Retype the material in full, keeping every word the same.

→ AVAILABLE RECORDS:
* Start *

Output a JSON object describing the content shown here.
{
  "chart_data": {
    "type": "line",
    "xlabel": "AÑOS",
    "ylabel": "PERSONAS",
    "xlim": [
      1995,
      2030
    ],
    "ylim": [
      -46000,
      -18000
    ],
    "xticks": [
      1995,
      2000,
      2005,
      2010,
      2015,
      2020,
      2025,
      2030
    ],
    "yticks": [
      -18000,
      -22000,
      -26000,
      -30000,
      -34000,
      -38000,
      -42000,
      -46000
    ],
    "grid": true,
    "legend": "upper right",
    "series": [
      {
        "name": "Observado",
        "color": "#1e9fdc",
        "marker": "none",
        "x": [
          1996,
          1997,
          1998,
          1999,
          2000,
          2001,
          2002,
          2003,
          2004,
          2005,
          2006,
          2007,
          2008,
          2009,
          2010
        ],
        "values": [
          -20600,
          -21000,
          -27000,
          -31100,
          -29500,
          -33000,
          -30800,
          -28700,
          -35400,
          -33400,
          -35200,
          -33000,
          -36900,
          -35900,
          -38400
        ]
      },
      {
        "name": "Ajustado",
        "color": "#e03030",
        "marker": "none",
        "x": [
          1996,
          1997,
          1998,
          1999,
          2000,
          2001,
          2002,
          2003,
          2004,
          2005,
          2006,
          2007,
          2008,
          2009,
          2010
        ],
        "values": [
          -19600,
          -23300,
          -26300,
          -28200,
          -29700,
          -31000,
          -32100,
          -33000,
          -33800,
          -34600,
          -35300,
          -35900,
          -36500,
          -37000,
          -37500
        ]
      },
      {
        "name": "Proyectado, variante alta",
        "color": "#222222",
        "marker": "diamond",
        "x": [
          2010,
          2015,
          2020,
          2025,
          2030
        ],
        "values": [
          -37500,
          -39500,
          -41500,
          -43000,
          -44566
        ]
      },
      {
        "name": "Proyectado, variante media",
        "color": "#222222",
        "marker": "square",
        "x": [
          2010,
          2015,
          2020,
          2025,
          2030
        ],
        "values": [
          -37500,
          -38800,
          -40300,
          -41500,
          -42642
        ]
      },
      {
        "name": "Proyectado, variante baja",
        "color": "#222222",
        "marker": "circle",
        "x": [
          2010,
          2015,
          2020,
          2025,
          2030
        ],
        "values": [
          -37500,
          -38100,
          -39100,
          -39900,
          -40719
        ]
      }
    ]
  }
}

* End *

→ RESPONSE:
Output a JSON object describing the content shown here.
{
  "chart_data": {
    "type": "line",
    "xlabel": "AÑOS",
    "ylabel": "PERSONAS",
    "xlim": [
      1995,
      2030
    ],
    "ylim": [
      -46000,
      -18000
    ],
    "xticks": [
      1995,
      2000,
      2005,
      2010,
      2015,
      2020,
      2025,
      2030
    ],
    "yticks": [
      -18000,
      -22000,
      -26000,
      -30000,
      -34000,
      -38000,
      -42000,
      -46000
    ],
    "grid": true,
    "legend": "upper right",
    "series": [
      {
        "name": "Observado",
        "color": "#1e9fdc",
        "marker": "none",
        "x": [
          1996,
          1997,
          1998,
          1999,
          2000,
          2001,
          2002,
          2003,
          2004,
          2005,
          2006,
          2007,
          2008,
          2009,
          2010
        ],
        "values": [
          -20600,
          -21000,
          -27000,
          -31100,
          -29500,
          -33000,
          -30800,
          -28700,
          -35400,
          -33400,
          -35200,
          -33000,
          -36900,
          -35900,
          -38400
        ]
      },
      {
        "name": "Ajustado",
        "color": "#e03030",
        "marker": "none",
        "x": [
          1996,
          1997,
          1998,
          1999,
          2000,
          2001,
          2002,
          2003,
          2004,
          2005,
          2006,
          2007,
          2008,
          2009,
          2010
        ],
        "values": [
          -19600,
          -23300,
          -26300,
          -28200,
          -29700,
          -31000,
          -32100,
          -33000,
          -33800,
          -34600,
          -35300,
          -35900,
          -36500,
          -37000,
          -37500
        ]
      },
      {
        "name": "Proyectado, variante alta",
        "color": "#222222",
        "marker": "diamond",
        "x": [
          2010,
          2015,
          2020,
          2025,
          2030
        ],
        "values": [
          -37500,
          -39500,
          -41500,
          -43000,
          -44566
        ]
      },
      {
        "name": "Proyectado, variante media",
        "color": "#222222",
        "marker": "square",
        "x": [
          2010,
          2015,
          2020,
          2025,
          2030
        ],
        "values": [
          -37500,
          -38800,
          -40300,
          -41500,
          -42642
        ]
      },
      {
        "name": "Proyectado, variante baja",
        "color": "#222222",
        "marker": "circle",
        "x": [
          2010,
          2015,
          2020,
          2025,
          2030
        ],
        "values": [
          -37500,
          -38100,
          -39100,
          -39900,
          -40719
        ]
      }
    ]
  }
}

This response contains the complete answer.